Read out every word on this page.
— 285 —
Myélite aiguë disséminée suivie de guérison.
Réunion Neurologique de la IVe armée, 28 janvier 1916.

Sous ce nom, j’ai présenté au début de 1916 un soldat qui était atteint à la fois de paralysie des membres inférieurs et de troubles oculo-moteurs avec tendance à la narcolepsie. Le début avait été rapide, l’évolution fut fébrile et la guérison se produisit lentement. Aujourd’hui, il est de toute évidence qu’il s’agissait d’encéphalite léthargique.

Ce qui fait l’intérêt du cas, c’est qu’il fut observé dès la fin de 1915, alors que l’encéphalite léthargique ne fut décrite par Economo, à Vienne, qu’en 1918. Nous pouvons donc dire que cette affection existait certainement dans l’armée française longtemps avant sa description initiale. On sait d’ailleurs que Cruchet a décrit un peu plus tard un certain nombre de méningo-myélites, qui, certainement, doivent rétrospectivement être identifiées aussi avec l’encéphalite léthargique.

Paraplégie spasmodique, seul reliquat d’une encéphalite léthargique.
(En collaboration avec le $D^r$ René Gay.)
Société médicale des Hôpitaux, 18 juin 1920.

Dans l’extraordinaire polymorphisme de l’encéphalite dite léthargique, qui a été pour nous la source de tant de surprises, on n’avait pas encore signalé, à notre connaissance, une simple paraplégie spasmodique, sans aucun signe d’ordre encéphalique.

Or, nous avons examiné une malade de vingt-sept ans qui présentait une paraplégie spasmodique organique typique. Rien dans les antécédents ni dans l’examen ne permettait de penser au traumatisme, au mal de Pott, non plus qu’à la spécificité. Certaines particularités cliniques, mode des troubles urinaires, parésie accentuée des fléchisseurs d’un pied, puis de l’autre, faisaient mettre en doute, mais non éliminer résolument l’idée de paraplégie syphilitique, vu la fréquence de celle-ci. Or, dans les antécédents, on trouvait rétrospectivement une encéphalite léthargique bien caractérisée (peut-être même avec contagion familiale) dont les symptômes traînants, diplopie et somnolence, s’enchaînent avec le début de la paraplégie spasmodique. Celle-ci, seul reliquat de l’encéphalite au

**PROBLEM TO WORK ON**.
Set down every record above exactly as given.

**EXERCISE SOLUTION**.
Read out every word on this page.
— 285 —
Myélite aiguë disséminée suivie de guérison.
Réunion Neurologique de la IVe armée, 28 janvier 1916.

Sous ce nom, j’ai présenté au début de 1916 un soldat qui était atteint à la fois de paralysie des membres inférieurs et de troubles oculo-moteurs avec tendance à la narcolepsie. Le début avait été rapide, l’évolution fut fébrile et la guérison se produisit lentement. Aujourd’hui, il est de toute évidence qu’il s’agissait d’encéphalite léthargique.

Ce qui fait l’intérêt du cas, c’est qu’il fut observé dès la fin de 1915, alors que l’encéphalite léthargique ne fut décrite par Economo, à Vienne, qu’en 1918. Nous pouvons donc dire que cette affection existait certainement dans l’armée française longtemps avant sa description initiale. On sait d’ailleurs que Cruchet a décrit un peu plus tard un certain nombre de méningo-myélites, qui, certainement, doivent rétrospectivement être identifiées aussi avec l’encéphalite léthargique.

Paraplégie spasmodique, seul reliquat d’une encéphalite léthargique.
(En collaboration avec le $D^r$ René Gay.)
Société médicale des Hôpitaux, 18 juin 1920.

Dans l’extraordinaire polymorphisme de l’encéphalite dite léthargique, qui a été pour nous la source de tant de surprises, on n’avait pas encore signalé, à notre connaissance, une simple paraplégie spasmodique, sans aucun signe d’ordre encéphalique.

Or, nous avons examiné une malade de vingt-sept ans qui présentait une paraplégie spasmodique organique typique. Rien dans les antécédents ni dans l’examen ne permettait de penser au traumatisme, au mal de Pott, non plus qu’à la spécificité. Certaines particularités cliniques, mode des troubles urinaires, parésie accentuée des fléchisseurs d’un pied, puis de l’autre, faisaient mettre en doute, mais non éliminer résolument l’idée de paraplégie syphilitique, vu la fréquence de celle-ci. Or, dans les antécédents, on trouvait rétrospectivement une encéphalite léthargique bien caractérisée (peut-être même avec contagion familiale) dont les symptômes traînants, diplopie et somnolence, s’enchaînent avec le début de la paraplégie spasmodique. Celle-ci, seul reliquat de l’encéphalite au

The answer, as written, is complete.